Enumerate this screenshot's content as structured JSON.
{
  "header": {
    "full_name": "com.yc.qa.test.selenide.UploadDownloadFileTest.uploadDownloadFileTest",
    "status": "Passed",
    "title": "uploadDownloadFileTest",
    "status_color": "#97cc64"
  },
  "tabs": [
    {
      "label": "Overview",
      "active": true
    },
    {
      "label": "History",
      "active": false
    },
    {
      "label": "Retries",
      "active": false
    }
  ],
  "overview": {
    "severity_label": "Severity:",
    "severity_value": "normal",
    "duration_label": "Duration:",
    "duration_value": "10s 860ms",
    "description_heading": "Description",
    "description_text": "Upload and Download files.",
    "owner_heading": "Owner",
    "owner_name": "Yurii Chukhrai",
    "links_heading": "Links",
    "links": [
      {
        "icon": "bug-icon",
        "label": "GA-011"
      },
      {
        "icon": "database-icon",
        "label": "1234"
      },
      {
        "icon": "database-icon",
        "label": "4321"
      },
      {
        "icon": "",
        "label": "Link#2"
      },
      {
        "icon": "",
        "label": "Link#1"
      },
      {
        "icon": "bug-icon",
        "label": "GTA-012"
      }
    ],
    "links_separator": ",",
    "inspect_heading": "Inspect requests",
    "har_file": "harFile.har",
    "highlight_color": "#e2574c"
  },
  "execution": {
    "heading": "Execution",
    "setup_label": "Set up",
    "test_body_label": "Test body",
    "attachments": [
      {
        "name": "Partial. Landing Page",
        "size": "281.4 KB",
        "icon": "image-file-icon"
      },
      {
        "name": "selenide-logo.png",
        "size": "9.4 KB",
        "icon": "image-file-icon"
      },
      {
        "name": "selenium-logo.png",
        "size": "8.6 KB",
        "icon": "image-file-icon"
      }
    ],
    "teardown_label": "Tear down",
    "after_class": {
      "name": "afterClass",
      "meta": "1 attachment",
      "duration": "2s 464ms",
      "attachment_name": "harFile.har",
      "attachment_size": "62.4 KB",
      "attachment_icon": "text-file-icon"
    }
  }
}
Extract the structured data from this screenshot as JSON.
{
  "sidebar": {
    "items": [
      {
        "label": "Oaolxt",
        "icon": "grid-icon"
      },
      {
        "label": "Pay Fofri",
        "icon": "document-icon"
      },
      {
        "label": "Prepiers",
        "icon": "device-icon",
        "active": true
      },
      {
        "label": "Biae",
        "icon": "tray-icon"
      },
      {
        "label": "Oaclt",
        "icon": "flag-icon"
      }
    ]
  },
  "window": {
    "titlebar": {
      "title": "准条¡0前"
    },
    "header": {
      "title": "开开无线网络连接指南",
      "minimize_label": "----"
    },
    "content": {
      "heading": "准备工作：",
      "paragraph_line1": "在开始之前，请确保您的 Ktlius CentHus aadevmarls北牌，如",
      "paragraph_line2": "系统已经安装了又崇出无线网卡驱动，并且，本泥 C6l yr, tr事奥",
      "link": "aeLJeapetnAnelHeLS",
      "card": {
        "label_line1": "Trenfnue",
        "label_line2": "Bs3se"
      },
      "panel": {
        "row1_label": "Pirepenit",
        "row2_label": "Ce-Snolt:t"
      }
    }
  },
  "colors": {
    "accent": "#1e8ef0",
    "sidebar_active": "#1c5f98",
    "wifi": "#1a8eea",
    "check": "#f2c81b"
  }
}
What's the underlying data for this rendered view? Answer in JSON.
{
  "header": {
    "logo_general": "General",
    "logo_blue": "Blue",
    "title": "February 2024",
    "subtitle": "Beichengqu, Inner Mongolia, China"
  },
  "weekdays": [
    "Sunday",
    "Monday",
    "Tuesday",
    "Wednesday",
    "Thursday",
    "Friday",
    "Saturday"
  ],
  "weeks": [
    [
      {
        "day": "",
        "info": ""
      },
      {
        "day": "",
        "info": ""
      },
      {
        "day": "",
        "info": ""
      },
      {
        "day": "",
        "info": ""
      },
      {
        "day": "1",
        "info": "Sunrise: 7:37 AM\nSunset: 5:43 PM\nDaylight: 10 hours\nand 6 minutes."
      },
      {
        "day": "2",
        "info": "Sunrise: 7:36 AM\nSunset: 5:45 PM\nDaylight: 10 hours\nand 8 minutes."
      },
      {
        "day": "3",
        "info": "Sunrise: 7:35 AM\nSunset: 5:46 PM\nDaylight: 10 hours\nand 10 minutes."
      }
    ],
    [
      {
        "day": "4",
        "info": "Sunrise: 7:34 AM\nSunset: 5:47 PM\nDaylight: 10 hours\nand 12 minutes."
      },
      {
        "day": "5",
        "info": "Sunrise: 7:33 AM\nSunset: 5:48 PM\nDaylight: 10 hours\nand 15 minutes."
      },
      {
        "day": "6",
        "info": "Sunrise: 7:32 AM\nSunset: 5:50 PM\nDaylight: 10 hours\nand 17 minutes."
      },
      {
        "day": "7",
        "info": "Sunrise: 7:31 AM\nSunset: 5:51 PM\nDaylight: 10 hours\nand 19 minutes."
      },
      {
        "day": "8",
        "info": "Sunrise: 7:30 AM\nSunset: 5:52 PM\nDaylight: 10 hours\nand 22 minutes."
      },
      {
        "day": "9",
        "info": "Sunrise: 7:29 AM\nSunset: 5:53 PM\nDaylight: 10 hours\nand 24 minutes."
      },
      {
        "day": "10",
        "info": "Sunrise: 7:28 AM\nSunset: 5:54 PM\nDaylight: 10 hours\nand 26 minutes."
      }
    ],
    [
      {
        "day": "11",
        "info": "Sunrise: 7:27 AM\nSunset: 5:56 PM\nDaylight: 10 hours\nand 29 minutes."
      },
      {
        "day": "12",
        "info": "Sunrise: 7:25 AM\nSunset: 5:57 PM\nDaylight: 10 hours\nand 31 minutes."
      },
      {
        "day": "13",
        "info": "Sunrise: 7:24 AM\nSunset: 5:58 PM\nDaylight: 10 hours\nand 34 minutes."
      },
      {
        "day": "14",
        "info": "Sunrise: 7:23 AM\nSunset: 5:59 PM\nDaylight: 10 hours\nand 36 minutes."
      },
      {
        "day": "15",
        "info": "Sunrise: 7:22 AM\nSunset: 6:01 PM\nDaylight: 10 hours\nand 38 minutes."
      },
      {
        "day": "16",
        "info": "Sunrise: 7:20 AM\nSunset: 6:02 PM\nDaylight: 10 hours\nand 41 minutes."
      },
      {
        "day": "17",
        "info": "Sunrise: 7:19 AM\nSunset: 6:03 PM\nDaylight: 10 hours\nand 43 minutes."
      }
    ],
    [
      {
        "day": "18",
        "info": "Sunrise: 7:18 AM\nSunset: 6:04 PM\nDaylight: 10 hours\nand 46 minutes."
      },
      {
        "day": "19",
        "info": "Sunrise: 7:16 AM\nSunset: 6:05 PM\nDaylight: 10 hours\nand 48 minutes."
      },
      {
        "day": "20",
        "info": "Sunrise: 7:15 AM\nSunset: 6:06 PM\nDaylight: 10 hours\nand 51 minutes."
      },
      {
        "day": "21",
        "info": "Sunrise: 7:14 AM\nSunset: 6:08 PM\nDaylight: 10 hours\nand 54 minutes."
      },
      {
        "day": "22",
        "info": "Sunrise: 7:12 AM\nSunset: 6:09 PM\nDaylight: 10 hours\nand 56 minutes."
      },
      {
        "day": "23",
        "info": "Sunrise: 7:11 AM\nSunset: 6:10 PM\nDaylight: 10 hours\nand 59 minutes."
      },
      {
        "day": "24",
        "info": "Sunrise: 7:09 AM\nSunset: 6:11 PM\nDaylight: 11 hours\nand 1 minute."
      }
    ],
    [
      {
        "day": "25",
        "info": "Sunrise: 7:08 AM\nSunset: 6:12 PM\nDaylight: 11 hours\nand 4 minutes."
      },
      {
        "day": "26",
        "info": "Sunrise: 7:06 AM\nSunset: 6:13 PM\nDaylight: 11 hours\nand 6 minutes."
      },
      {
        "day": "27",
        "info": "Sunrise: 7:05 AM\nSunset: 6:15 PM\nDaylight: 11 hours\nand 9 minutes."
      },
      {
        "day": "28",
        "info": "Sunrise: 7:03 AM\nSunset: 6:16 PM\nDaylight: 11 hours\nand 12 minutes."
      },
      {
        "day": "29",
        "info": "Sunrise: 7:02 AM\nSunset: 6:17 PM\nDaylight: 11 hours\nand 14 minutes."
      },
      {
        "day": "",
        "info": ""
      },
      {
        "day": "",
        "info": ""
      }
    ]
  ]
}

******************************

Copy each line of the listing that holds the word "JSON".

__Result for this exercise__.
Enumerate this screenshot's content as structured JSON.
Extract the structured data from this screenshot as JSON.
What's the underlying data for this rendered view? Answer in JSON.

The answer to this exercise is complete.